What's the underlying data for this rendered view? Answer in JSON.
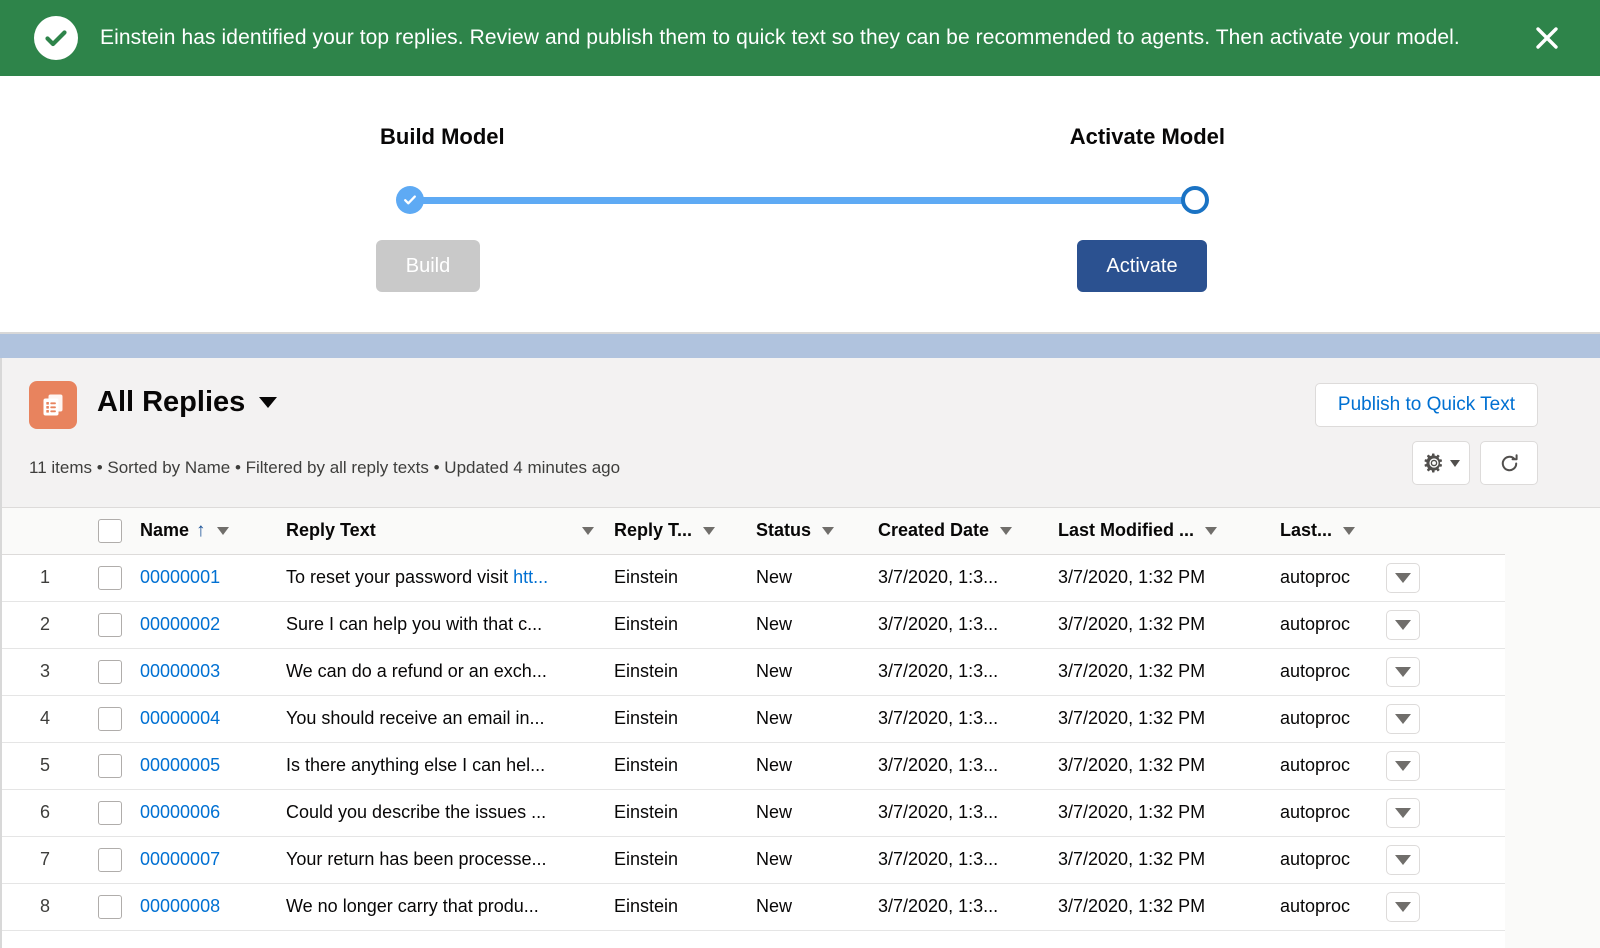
{
  "banner": {
    "icon": "check-circle-icon",
    "message": "Einstein has identified your top replies. Review and publish them to quick text so they can be recommended to agents. Then activate your model.",
    "close_icon": "close-icon",
    "background_color": "#2e844a"
  },
  "stepper": {
    "steps": [
      {
        "label": "Build Model",
        "state": "completed"
      },
      {
        "label": "Activate Model",
        "state": "current"
      }
    ],
    "buttons": {
      "build_label": "Build",
      "build_state": "disabled",
      "activate_label": "Activate",
      "activate_state": "enabled",
      "activate_color": "#2b5190"
    },
    "track_color": "#5eaaf4"
  },
  "listview": {
    "icon": "reply-records-icon",
    "icon_color": "#e8835e",
    "title": "All Replies",
    "title_caret": "chevron-down-icon",
    "meta": "11 items • Sorted by Name • Filtered by all reply texts • Updated 4 minutes ago",
    "publish_button": "Publish to Quick Text",
    "settings_icon": "gear-icon",
    "refresh_icon": "refresh-icon"
  },
  "table": {
    "select_all_checkbox": "select-all",
    "columns": [
      {
        "key": "name",
        "label": "Name",
        "sorted": "asc"
      },
      {
        "key": "reply",
        "label": "Reply Text",
        "sorted": ""
      },
      {
        "key": "rtype",
        "label": "Reply T...",
        "sorted": ""
      },
      {
        "key": "status",
        "label": "Status",
        "sorted": ""
      },
      {
        "key": "created",
        "label": "Created Date",
        "sorted": ""
      },
      {
        "key": "modified",
        "label": "Last Modified ...",
        "sorted": ""
      },
      {
        "key": "lastby",
        "label": "Last...",
        "sorted": ""
      }
    ],
    "rows": [
      {
        "num": "1",
        "name": "00000001",
        "reply": "To reset your password visit ",
        "reply_link": "htt...",
        "rtype": "Einstein",
        "status": "New",
        "created": "3/7/2020, 1:3...",
        "modified": "3/7/2020, 1:32 PM",
        "lastby": "autoproc"
      },
      {
        "num": "2",
        "name": "00000002",
        "reply": "Sure I can help you with that c...",
        "reply_link": "",
        "rtype": "Einstein",
        "status": "New",
        "created": "3/7/2020, 1:3...",
        "modified": "3/7/2020, 1:32 PM",
        "lastby": "autoproc"
      },
      {
        "num": "3",
        "name": "00000003",
        "reply": "We can do a refund or an exch...",
        "reply_link": "",
        "rtype": "Einstein",
        "status": "New",
        "created": "3/7/2020, 1:3...",
        "modified": "3/7/2020, 1:32 PM",
        "lastby": "autoproc"
      },
      {
        "num": "4",
        "name": "00000004",
        "reply": "You should receive an email in...",
        "reply_link": "",
        "rtype": "Einstein",
        "status": "New",
        "created": "3/7/2020, 1:3...",
        "modified": "3/7/2020, 1:32 PM",
        "lastby": "autoproc"
      },
      {
        "num": "5",
        "name": "00000005",
        "reply": "Is there anything else I can hel...",
        "reply_link": "",
        "rtype": "Einstein",
        "status": "New",
        "created": "3/7/2020, 1:3...",
        "modified": "3/7/2020, 1:32 PM",
        "lastby": "autoproc"
      },
      {
        "num": "6",
        "name": "00000006",
        "reply": "Could you describe the issues ...",
        "reply_link": "",
        "rtype": "Einstein",
        "status": "New",
        "created": "3/7/2020, 1:3...",
        "modified": "3/7/2020, 1:32 PM",
        "lastby": "autoproc"
      },
      {
        "num": "7",
        "name": "00000007",
        "reply": "Your return has been processe...",
        "reply_link": "",
        "rtype": "Einstein",
        "status": "New",
        "created": "3/7/2020, 1:3...",
        "modified": "3/7/2020, 1:32 PM",
        "lastby": "autoproc"
      },
      {
        "num": "8",
        "name": "00000008",
        "reply": "We no longer carry that produ...",
        "reply_link": "",
        "rtype": "Einstein",
        "status": "New",
        "created": "3/7/2020, 1:3...",
        "modified": "3/7/2020, 1:32 PM",
        "lastby": "autoproc"
      }
    ],
    "row_action_icon": "chevron-down-icon"
  }
}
━━━━━━━━
WHAT IS REQUIRED:
Transcribe each line above verbatim, with the pictures left out.

SOLUTION TO THIS EXERCISE:
What's the underlying data for this rendered view? Answer in JSON.
{
  "banner": {
    "icon": "check-circle-icon",
    "message": "Einstein has identified your top replies. Review and publish them to quick text so they can be recommended to agents. Then activate your model.",
    "close_icon": "close-icon",
    "background_color": "#2e844a"
  },
  "stepper": {
    "steps": [
      {
        "label": "Build Model",
        "state": "completed"
      },
      {
        "label": "Activate Model",
        "state": "current"
      }
    ],
    "buttons": {
      "build_label": "Build",
      "build_state": "disabled",
      "activate_label": "Activate",
      "activate_state": "enabled",
      "activate_color": "#2b5190"
    },
    "track_color": "#5eaaf4"
  },
  "listview": {
    "icon": "reply-records-icon",
    "icon_color": "#e8835e",
    "title": "All Replies",
    "title_caret": "chevron-down-icon",
    "meta": "11 items • Sorted by Name • Filtered by all reply texts • Updated 4 minutes ago",
    "publish_button": "Publish to Quick Text",
    "settings_icon": "gear-icon",
    "refresh_icon": "refresh-icon"
  },
  "table": {
    "select_all_checkbox": "select-all",
    "columns": [
      {
        "key": "name",
        "label": "Name",
        "sorted": "asc"
      },
      {
        "key": "reply",
        "label": "Reply Text",
        "sorted": ""
      },
      {
        "key": "rtype",
        "label": "Reply T...",
        "sorted": ""
      },
      {
        "key": "status",
        "label": "Status",
        "sorted": ""
      },
      {
        "key": "created",
        "label": "Created Date",
        "sorted": ""
      },
      {
        "key": "modified",
        "label": "Last Modified ...",
        "sorted": ""
      },
      {
        "key": "lastby",
        "label": "Last...",
        "sorted": ""
      }
    ],
    "rows": [
      {
        "num": "1",
        "name": "00000001",
        "reply": "To reset your password visit ",
        "reply_link": "htt...",
        "rtype": "Einstein",
        "status": "New",
        "created": "3/7/2020, 1:3...",
        "modified": "3/7/2020, 1:32 PM",
        "lastby": "autoproc"
      },
      {
        "num": "2",
        "name": "00000002",
        "reply": "Sure I can help you with that c...",
        "reply_link": "",
        "rtype": "Einstein",
        "status": "New",
        "created": "3/7/2020, 1:3...",
        "modified": "3/7/2020, 1:32 PM",
        "lastby": "autoproc"
      },
      {
        "num": "3",
        "name": "00000003",
        "reply": "We can do a refund or an exch...",
        "reply_link": "",
        "rtype": "Einstein",
        "status": "New",
        "created": "3/7/2020, 1:3...",
        "modified": "3/7/2020, 1:32 PM",
        "lastby": "autoproc"
      },
      {
        "num": "4",
        "name": "00000004",
        "reply": "You should receive an email in...",
        "reply_link": "",
        "rtype": "Einstein",
        "status": "New",
        "created": "3/7/2020, 1:3...",
        "modified": "3/7/2020, 1:32 PM",
        "lastby": "autoproc"
      },
      {
        "num": "5",
        "name": "00000005",
        "reply": "Is there anything else I can hel...",
        "reply_link": "",
        "rtype": "Einstein",
        "status": "New",
        "created": "3/7/2020, 1:3...",
        "modified": "3/7/2020, 1:32 PM",
        "lastby": "autoproc"
      },
      {
        "num": "6",
        "name": "00000006",
        "reply": "Could you describe the issues ...",
        "reply_link": "",
        "rtype": "Einstein",
        "status": "New",
        "created": "3/7/2020, 1:3...",
        "modified": "3/7/2020, 1:32 PM",
        "lastby": "autoproc"
      },
      {
        "num": "7",
        "name": "00000007",
        "reply": "Your return has been processe...",
        "reply_link": "",
        "rtype": "Einstein",
        "status": "New",
        "created": "3/7/2020, 1:3...",
        "modified": "3/7/2020, 1:32 PM",
        "lastby": "autoproc"
      },
      {
        "num": "8",
        "name": "00000008",
        "reply": "We no longer carry that produ...",
        "reply_link": "",
        "rtype": "Einstein",
        "status": "New",
        "created": "3/7/2020, 1:3...",
        "modified": "3/7/2020, 1:32 PM",
        "lastby": "autoproc"
      }
    ],
    "row_action_icon": "chevron-down-icon"
  }
}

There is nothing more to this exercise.